▶ READING PASSAGE:
******************************
14. The method of claim 13, the method of forming the first and
second splints comprising forming the first and second splints
against a mold of the upper dentition and lower dentition,
respectively, of the patient.
15. The method of claim 14, the method further comprising forming
the mold of the upper dentition of the patient and forming the mold
of the lower dentition of the patient.
16. The method of claim 15, wherein the molds are formed according
to a 3D printing process or a computer aided design/computer aided
manufacturing process.
17. The method of claim 15, wherein the molds are formed by use of
a computerized tomography scan or an intraoral scan of the
patient's jaw.
18. The method of claim 13, wherein the first splint and the second
splint are thermoformed.
19. The method of claim 13, wherein the first splint and the second
splint are vacuum formed.
20. The method of claim 13, wherein the first splint and the second
splint are formed according to a 3D printing process or a computer
aided design/computer aided manufacturing process.
Description
CROSS REFERENCE TO RELATED APPLICATION
[0001] This application claims filing benefit of U.S. Provisional
Patent Application Ser. No. 61/882,208, having a filing date of
Sep. 25, 2013, which is incorporated herein by reference in its
entirety,
BACKGROUND
[0002] Of the 206 bones in the human body, the mandible is the 10th
most common fractured bone, and it is the 2nd most fractured bone
in the facial skeleton for adults. Over three million facial
fracture injuries occur in the United States annually, nearly one
million of which are mandible and/or maxilla fractures that require
reconstruction by specialized otolaryngologists or oral surgeons.
This surgical reconstruction corrects the alignment of bones that
have fractured after major trauma, tumor removal, deep facial
tissue repair, plastic surgery, etc. The primary goal of the
surgical process is keeping the maxilla and mandible properly
aligned throughout surgery and the recovery period--insuring that
the patient's natural bite is unaltered.
[0003] Currently, proper alignment is maintained during the
recovery process through the use of an arch bar system illustrated
in FIG. 1. Arch bars have been used with little change since the
early 1900s to stabilize fractures of the mandible and maxilla. As
shown in FIG. 1, an arch bar is fixed to both the upper and lower
dentition by threading wire circumferentially around each tooth
(FIG. 1A, FIG. 1B, FIG. 1C). The top and bottom arches are then
securely wired shut by looping them together (FIG. 10). The entire
mechanism remains in place, immobilizing the jaw for the six-week
recovery period (FIG. 1E).
******************************
▶ LISTED RECORDS:
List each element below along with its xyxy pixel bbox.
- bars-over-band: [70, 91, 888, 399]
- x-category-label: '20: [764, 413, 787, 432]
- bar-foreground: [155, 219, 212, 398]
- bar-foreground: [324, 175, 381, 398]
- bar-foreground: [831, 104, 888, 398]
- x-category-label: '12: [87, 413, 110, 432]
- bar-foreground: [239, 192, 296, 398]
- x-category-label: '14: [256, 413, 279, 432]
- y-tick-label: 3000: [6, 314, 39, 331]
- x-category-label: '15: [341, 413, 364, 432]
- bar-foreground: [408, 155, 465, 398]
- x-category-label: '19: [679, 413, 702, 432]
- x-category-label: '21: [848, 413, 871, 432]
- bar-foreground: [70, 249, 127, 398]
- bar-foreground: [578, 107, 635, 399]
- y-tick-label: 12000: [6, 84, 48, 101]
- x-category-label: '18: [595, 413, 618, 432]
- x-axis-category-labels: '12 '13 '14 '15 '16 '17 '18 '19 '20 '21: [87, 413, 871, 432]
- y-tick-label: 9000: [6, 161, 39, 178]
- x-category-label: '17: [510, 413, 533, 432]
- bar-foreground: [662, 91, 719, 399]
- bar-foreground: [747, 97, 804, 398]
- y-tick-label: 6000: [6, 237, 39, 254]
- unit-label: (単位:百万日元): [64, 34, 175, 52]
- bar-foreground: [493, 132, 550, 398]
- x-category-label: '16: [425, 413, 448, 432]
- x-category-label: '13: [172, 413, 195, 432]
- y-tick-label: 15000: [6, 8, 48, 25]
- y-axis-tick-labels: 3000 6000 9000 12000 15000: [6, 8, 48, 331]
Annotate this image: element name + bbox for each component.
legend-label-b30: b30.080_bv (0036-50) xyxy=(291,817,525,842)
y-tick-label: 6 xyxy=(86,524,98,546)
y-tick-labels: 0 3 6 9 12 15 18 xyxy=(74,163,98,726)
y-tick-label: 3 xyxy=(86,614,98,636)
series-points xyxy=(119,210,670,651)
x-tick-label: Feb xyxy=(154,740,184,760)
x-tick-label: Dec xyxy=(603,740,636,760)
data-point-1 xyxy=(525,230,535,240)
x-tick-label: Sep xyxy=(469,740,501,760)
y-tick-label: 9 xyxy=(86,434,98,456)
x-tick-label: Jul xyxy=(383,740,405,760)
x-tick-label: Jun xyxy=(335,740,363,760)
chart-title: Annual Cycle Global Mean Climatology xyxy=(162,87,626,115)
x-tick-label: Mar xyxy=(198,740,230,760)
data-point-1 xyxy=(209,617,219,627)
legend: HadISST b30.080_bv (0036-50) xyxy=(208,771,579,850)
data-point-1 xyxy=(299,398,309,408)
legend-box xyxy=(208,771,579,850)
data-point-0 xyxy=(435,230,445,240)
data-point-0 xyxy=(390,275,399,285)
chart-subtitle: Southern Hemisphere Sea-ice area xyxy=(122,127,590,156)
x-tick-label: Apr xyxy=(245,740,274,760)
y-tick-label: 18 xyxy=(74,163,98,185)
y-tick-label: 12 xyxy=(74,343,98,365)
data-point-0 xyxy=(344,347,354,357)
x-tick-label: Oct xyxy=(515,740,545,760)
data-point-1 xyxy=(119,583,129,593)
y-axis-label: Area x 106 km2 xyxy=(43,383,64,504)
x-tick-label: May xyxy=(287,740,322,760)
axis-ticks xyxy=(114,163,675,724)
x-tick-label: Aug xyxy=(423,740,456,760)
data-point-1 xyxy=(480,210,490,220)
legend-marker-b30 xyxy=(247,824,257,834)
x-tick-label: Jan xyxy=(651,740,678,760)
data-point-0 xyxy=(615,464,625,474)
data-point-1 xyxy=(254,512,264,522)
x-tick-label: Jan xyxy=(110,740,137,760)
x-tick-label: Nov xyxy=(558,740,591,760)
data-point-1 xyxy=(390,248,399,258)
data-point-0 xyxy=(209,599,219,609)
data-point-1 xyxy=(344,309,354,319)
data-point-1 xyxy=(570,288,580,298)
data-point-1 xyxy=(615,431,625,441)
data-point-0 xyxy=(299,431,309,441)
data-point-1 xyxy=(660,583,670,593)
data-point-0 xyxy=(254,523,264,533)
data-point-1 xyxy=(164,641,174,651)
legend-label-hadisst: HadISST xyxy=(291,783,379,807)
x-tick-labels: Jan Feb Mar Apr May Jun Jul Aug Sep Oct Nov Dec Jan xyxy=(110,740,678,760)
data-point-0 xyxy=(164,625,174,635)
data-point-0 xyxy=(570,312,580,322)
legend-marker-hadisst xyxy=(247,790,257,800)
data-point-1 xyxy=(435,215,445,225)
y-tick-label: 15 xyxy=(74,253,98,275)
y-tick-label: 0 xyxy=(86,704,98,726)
******************************
▶ INSTRUCTIONS TO FOLLOW: Carry on the patent passage about stabilizing jaw fractures, picking up after its final sentence.

▶ OUTPUT FOR THIS TASK:
[0004] Despite the frequent use of the arch bar, there are many
problems associated with it. Initially, installation is a highly
complex and time-consuming process, taking anywhere from 45 minutes
to 1 hour to install. Since operating rooms bill by the minute,
decreasing this installation time is a way to significantly cut
cost of a procedure. Moreover, the metal wire construction making
up the arch bar can be very uncomfortable and irritating to the
patient during the long recovery period and often causes soft
tissue damage. The relatively permanent nature of the system also
prevents quick removal in case of an emergency. Additionally,
during installation, the sharp wires put the surgeon at risk of
exposure to blood borne pathogens while threading and tightening
the wires in the confined space of the mouth.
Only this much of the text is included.